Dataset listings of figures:
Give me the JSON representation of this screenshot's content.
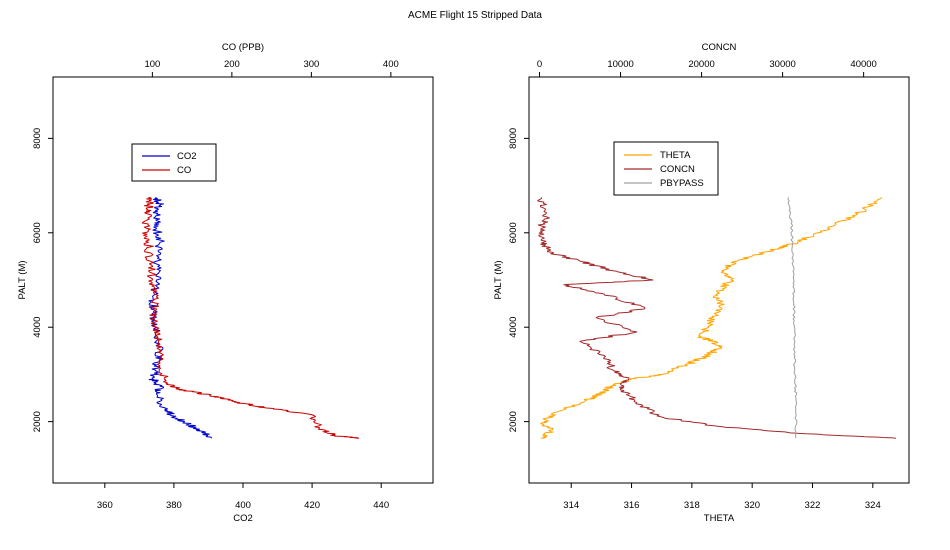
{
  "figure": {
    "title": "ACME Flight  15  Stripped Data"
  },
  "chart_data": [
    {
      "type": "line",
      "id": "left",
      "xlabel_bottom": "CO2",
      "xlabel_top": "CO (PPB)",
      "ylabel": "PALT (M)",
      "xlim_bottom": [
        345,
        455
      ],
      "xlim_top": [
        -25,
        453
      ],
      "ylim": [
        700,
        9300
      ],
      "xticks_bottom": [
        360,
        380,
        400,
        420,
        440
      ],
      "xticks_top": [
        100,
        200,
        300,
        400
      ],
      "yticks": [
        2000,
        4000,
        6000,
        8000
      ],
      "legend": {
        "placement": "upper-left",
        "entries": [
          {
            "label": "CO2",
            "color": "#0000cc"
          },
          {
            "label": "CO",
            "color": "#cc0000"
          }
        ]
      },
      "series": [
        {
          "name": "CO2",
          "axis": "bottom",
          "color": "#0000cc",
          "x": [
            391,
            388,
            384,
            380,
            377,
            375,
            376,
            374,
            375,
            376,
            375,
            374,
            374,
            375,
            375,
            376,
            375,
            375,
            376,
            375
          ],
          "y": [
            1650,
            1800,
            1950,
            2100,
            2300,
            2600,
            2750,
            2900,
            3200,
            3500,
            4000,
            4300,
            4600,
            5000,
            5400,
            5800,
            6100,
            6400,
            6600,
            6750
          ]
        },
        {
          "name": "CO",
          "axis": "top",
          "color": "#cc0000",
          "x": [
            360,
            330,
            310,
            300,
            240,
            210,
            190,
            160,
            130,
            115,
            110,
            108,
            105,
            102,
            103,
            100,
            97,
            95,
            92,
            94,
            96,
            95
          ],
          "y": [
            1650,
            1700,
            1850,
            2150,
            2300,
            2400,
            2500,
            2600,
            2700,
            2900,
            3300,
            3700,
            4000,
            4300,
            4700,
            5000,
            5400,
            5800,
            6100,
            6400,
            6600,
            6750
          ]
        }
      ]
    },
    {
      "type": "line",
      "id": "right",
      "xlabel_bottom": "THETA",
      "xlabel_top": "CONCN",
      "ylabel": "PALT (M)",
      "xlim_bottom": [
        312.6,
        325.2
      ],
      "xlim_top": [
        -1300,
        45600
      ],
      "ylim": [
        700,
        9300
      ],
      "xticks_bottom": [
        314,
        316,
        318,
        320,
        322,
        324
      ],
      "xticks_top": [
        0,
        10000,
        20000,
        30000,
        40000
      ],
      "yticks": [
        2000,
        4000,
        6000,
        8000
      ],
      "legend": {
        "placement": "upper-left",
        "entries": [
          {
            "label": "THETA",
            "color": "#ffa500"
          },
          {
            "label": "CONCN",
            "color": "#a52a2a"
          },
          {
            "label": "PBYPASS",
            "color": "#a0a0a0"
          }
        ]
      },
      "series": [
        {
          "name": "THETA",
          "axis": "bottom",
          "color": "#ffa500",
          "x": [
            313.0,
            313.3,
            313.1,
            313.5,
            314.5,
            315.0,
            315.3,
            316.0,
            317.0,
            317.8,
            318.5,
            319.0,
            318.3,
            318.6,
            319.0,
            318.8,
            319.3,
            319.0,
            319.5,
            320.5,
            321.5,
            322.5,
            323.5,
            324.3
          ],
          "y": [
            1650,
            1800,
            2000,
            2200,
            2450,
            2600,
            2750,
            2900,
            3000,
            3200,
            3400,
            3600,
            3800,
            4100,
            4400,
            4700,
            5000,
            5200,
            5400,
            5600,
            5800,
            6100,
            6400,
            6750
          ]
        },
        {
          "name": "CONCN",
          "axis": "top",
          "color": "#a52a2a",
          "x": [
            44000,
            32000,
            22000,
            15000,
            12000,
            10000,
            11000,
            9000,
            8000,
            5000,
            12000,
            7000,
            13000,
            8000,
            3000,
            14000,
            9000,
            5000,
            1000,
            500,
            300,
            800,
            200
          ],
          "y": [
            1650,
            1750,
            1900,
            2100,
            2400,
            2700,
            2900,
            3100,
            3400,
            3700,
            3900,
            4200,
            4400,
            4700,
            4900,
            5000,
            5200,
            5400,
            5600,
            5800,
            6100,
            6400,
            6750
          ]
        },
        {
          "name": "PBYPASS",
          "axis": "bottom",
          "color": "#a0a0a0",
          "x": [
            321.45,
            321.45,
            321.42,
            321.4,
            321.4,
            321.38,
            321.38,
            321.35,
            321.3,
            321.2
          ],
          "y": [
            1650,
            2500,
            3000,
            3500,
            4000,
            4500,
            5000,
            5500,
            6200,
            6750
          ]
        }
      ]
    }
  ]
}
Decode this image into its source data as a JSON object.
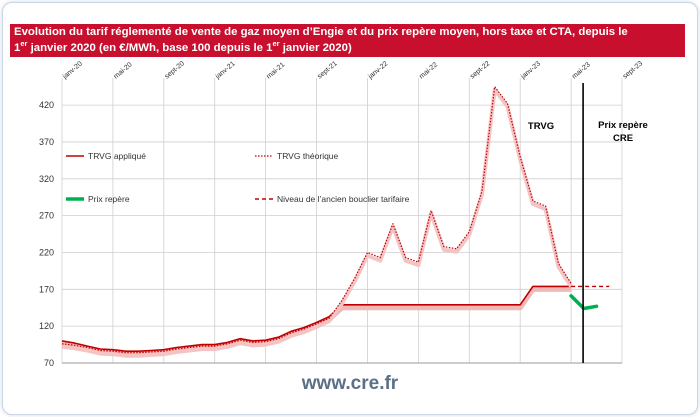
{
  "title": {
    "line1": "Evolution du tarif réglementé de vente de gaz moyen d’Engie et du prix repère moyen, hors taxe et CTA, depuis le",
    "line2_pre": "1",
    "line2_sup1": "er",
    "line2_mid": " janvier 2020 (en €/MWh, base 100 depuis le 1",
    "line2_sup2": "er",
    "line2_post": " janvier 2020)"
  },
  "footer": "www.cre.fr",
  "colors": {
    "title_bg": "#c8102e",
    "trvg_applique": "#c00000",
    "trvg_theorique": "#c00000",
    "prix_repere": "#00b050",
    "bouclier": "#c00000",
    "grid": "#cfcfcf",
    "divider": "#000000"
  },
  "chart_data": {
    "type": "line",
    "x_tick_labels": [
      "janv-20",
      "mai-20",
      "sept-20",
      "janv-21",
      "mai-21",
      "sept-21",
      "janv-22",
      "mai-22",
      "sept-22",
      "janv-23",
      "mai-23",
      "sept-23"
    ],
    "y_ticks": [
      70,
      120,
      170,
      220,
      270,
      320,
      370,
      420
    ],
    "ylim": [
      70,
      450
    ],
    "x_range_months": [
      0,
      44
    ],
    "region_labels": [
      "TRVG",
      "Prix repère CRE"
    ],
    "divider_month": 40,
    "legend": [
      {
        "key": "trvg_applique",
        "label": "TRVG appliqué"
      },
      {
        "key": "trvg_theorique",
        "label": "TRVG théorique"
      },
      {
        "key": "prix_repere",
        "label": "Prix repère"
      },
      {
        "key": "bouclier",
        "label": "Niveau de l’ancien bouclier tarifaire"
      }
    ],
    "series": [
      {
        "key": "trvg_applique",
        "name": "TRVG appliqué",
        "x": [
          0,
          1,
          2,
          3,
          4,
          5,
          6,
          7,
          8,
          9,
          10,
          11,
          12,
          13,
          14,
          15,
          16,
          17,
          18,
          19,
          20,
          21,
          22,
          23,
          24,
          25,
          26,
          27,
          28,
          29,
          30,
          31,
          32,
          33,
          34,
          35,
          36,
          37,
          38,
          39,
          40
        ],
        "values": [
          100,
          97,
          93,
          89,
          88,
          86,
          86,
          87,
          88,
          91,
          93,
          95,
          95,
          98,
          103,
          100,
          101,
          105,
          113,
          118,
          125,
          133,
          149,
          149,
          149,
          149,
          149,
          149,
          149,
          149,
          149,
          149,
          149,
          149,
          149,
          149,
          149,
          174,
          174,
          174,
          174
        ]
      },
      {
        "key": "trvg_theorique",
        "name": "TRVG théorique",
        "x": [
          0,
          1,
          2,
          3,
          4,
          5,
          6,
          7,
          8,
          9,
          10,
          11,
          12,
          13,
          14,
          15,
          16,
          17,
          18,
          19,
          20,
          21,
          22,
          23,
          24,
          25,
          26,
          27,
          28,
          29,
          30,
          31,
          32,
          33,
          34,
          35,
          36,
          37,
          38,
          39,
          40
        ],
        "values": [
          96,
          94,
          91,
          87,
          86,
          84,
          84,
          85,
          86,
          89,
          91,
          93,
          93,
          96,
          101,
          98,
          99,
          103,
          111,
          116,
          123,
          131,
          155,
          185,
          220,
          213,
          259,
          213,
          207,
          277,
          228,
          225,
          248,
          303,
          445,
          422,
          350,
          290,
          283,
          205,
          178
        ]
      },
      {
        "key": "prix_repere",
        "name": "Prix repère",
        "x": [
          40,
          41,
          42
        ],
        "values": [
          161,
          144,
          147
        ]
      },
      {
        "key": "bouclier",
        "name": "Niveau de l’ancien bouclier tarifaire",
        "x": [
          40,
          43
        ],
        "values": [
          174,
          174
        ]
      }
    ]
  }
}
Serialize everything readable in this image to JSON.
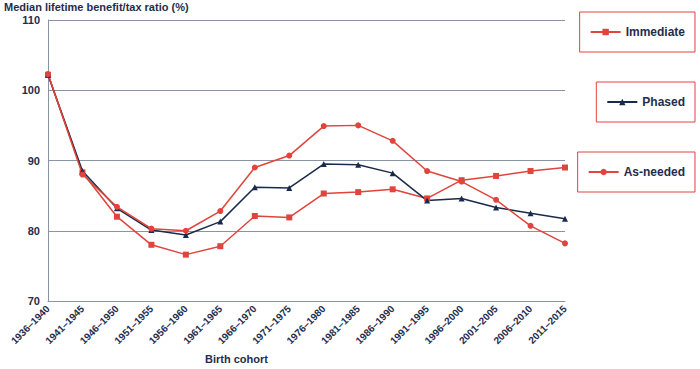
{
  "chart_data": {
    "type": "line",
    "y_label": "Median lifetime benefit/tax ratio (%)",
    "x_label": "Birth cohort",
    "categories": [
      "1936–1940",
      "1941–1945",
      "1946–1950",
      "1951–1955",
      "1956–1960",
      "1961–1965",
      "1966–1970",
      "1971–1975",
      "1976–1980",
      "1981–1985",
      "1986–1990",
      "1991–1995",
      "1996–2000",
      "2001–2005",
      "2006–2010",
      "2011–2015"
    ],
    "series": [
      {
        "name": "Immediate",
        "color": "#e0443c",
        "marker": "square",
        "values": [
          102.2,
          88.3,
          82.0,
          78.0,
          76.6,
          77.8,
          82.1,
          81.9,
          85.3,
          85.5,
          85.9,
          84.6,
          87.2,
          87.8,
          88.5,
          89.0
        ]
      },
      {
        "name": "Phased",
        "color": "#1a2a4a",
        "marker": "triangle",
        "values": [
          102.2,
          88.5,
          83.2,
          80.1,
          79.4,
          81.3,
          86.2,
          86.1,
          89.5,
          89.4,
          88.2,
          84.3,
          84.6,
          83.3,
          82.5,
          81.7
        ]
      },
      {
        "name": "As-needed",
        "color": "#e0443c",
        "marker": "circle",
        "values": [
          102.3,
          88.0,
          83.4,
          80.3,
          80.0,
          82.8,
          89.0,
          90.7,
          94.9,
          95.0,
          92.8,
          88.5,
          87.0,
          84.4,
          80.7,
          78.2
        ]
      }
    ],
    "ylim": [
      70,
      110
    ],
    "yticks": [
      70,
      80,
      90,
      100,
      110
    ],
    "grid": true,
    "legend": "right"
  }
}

## PROMPT
Note every line above where the string "THETA" shows up, and copy those lines.

## PROBLEM SOLUTION
      "xlabel_bottom": "THETA",
            "label": "THETA",
          "name": "THETA",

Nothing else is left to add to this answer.